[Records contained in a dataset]
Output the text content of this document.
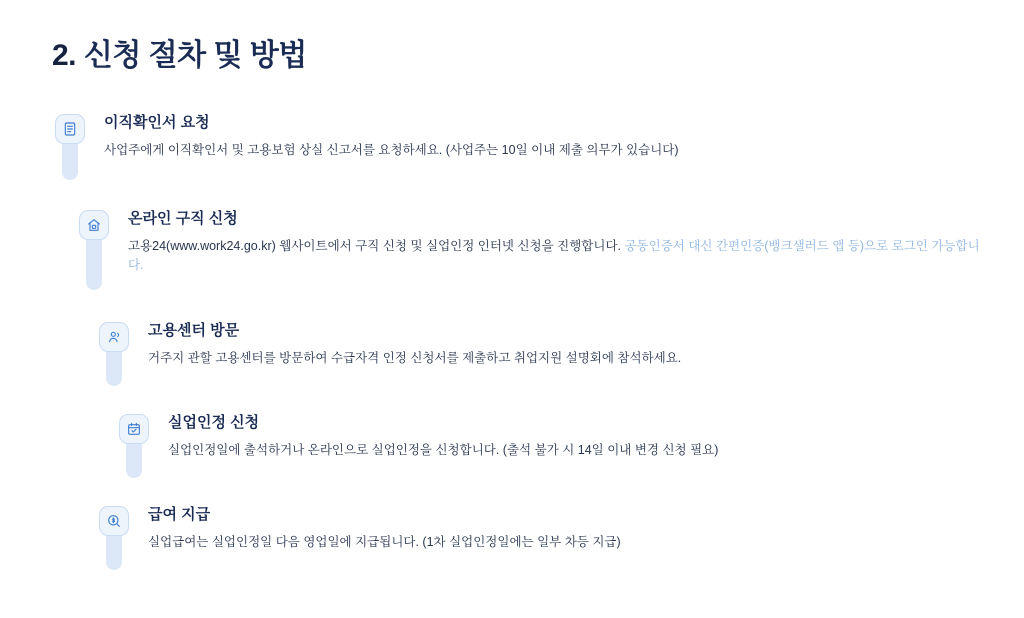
2. 신청 절차 및 방법

이직확인서 요청

사업주에게 이직확인서 및 고용보험 상실 신고서를 요청하세요. (사업주는 10일 이내 제출 의무가 있습니다)

온라인 구직 신청

고용24(www.work24.go.kr) 웹사이트에서 구직 신청 및 실업인정 인터넷 신청을 진행합니다. 공동인증서 대신 간편인증(뱅크샐러드 앱 등)으로 로그인 가능합니다.

고용센터 방문

거주지 관할 고용센터를 방문하여 수급자격 인정 신청서를 제출하고 취업지원 설명회에 참석하세요.

실업인정 신청

실업인정일에 출석하거나 온라인으로 실업인정을 신청합니다. (출석 불가 시 14일 이내 변경 신청 필요)

급여 지급

실업급여는 실업인정일 다음 영업일에 지급됩니다. (1차 실업인정일에는 일부 차등 지급)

### Task to carry out
Skip the images and write out the rest of the listing exactly.

### Answer for the task
Output the text content of this document.
2. 신청 절차 및 방법

이직확인서 요청

사업주에게 이직확인서 및 고용보험 상실 신고서를 요청하세요. (사업주는 10일 이내 제출 의무가 있습니다)

온라인 구직 신청

고용24(www.work24.go.kr) 웹사이트에서 구직 신청 및 실업인정 인터넷 신청을 진행합니다. 공동인증서 대신 간편인증(뱅크샐러드 앱 등)으로 로그인 가능합니다.

고용센터 방문

거주지 관할 고용센터를 방문하여 수급자격 인정 신청서를 제출하고 취업지원 설명회에 참석하세요.

실업인정 신청

실업인정일에 출석하거나 온라인으로 실업인정을 신청합니다. (출석 불가 시 14일 이내 변경 신청 필요)

급여 지급

실업급여는 실업인정일 다음 영업일에 지급됩니다. (1차 실업인정일에는 일부 차등 지급)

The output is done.